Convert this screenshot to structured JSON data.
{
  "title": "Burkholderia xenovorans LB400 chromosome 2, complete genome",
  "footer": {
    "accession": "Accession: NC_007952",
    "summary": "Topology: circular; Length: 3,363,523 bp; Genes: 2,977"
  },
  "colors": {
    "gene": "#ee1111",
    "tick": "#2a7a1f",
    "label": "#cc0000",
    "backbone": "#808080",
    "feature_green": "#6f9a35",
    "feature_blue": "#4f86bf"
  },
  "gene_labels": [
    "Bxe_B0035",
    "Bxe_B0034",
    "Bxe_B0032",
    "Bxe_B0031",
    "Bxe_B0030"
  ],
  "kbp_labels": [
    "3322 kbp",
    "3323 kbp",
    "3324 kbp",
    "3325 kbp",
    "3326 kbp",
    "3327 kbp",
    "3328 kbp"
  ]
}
━━━━
As the exercise requires, copy out the data shown above word for word.

**Answer for this exercise:**
Convert this screenshot to structured JSON data.
{
  "title": "Burkholderia xenovorans LB400 chromosome 2, complete genome",
  "footer": {
    "accession": "Accession: NC_007952",
    "summary": "Topology: circular; Length: 3,363,523 bp; Genes: 2,977"
  },
  "colors": {
    "gene": "#ee1111",
    "tick": "#2a7a1f",
    "label": "#cc0000",
    "backbone": "#808080",
    "feature_green": "#6f9a35",
    "feature_blue": "#4f86bf"
  },
  "gene_labels": [
    "Bxe_B0035",
    "Bxe_B0034",
    "Bxe_B0032",
    "Bxe_B0031",
    "Bxe_B0030"
  ],
  "kbp_labels": [
    "3322 kbp",
    "3323 kbp",
    "3324 kbp",
    "3325 kbp",
    "3326 kbp",
    "3327 kbp",
    "3328 kbp"
  ]
}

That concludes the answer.